__Aim of the task__: From the data that follows, report how many lines hold the string "Afiliados", giving only the number.
## start Exercise inputs
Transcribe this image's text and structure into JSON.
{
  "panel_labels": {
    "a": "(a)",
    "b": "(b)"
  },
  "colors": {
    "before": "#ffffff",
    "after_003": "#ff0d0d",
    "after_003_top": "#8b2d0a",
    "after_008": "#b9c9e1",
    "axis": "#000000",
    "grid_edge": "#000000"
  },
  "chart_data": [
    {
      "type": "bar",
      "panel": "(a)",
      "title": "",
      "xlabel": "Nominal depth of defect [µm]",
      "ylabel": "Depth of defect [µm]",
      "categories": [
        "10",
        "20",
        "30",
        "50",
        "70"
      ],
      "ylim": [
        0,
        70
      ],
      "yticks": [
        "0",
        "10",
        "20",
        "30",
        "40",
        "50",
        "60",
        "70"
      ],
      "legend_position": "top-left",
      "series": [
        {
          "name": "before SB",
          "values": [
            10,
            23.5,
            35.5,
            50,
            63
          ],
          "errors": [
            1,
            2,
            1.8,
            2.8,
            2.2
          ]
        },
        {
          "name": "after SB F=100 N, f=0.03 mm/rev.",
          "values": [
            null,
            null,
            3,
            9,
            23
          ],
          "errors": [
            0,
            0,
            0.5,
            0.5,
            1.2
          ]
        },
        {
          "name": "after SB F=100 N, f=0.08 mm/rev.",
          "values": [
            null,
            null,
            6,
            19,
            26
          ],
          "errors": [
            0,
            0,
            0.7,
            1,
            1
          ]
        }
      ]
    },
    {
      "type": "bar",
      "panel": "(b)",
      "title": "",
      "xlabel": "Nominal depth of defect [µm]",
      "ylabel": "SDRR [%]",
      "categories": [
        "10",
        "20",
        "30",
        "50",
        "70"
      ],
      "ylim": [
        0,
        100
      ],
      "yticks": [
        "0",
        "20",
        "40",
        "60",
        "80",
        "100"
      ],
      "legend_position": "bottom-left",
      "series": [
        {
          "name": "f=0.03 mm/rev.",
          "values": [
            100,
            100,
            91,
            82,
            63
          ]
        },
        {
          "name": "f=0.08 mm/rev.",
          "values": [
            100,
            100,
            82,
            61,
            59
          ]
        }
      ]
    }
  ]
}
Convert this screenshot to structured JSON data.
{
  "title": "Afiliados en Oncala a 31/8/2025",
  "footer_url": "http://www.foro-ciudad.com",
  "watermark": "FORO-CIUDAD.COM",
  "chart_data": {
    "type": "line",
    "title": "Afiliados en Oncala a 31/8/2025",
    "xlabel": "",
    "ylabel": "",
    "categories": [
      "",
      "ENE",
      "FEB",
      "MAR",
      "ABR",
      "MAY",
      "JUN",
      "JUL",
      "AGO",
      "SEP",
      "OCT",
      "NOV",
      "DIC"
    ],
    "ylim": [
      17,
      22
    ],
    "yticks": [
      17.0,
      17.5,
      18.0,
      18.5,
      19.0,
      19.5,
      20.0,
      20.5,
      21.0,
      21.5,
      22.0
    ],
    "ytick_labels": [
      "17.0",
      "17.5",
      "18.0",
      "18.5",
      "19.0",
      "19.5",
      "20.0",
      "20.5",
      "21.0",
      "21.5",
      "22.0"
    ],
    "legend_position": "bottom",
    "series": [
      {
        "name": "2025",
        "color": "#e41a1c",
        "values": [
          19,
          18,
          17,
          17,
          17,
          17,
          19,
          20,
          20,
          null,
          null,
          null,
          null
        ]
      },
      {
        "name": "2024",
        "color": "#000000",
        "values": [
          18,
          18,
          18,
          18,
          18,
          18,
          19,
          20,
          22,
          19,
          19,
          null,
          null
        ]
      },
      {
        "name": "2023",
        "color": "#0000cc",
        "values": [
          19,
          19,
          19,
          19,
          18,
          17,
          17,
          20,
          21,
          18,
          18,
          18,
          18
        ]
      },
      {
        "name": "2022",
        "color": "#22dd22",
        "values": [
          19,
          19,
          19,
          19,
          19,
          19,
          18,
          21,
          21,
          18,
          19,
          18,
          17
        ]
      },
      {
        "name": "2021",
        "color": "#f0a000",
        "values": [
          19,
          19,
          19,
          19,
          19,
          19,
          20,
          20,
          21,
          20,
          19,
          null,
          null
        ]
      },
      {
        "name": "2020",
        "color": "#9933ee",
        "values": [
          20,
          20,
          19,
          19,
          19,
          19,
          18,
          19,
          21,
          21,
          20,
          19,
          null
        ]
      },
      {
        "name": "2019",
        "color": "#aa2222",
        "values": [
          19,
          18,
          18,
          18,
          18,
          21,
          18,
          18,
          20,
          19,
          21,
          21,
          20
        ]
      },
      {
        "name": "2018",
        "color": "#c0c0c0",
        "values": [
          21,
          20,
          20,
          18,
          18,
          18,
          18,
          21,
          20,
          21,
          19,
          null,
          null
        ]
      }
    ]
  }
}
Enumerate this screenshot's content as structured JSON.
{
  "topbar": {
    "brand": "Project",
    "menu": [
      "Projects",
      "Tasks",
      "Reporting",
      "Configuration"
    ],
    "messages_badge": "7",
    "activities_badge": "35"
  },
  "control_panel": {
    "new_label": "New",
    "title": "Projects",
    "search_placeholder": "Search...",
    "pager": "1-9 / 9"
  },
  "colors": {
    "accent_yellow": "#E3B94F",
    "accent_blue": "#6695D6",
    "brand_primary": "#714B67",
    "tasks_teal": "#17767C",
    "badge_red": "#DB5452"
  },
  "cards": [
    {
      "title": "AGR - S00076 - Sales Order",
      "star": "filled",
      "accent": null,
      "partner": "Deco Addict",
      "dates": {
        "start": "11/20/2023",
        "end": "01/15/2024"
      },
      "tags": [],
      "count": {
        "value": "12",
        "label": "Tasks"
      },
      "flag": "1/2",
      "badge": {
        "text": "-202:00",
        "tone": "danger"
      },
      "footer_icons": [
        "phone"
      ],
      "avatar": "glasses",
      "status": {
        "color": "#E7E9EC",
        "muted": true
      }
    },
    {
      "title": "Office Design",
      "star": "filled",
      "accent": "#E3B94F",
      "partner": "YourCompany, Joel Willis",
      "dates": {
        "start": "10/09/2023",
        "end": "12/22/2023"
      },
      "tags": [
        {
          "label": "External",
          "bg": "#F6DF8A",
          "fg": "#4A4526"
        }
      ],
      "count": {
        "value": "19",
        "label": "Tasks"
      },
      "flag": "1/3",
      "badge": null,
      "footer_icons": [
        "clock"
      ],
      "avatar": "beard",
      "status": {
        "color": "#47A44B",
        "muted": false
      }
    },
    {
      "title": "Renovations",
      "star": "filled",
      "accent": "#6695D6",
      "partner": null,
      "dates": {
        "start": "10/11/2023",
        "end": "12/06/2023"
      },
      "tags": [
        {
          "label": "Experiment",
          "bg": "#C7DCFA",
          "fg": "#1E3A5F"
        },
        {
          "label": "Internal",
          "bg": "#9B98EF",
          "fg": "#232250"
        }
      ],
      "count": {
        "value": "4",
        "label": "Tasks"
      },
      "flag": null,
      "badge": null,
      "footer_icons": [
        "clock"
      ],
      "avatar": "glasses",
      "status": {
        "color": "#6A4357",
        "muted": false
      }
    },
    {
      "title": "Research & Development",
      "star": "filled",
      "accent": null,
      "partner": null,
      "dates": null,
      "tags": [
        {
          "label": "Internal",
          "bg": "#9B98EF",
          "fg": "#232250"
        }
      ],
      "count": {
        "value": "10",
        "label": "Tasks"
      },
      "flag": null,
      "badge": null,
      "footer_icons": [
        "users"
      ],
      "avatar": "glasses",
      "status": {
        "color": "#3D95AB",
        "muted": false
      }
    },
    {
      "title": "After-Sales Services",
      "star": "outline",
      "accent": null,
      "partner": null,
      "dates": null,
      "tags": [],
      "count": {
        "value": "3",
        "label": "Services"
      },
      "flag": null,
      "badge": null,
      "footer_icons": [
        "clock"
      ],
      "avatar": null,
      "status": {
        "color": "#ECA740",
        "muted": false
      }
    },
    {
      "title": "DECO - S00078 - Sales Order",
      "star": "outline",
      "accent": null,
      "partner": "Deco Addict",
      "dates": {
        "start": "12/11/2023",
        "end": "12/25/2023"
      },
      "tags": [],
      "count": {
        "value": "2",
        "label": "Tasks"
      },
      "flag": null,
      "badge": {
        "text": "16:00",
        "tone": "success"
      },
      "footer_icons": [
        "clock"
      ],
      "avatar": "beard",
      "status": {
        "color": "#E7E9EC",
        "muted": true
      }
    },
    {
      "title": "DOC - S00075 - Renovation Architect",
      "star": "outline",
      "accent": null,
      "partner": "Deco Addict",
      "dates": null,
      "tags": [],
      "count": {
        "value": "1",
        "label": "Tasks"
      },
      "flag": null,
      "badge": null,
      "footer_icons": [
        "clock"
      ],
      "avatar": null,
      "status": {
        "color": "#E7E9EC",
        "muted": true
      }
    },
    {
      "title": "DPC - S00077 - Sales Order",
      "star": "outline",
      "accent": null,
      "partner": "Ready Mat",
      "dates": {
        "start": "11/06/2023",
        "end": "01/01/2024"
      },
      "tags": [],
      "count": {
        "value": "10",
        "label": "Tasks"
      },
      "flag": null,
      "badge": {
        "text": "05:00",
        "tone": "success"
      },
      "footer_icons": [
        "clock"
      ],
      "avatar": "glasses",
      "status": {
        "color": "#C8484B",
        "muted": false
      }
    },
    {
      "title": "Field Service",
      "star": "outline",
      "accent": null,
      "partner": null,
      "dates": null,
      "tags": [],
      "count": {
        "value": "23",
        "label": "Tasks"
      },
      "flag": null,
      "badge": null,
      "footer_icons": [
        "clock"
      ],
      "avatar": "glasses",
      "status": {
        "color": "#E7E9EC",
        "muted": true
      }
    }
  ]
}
## end Exercise inputs
__Exercise solution__: 2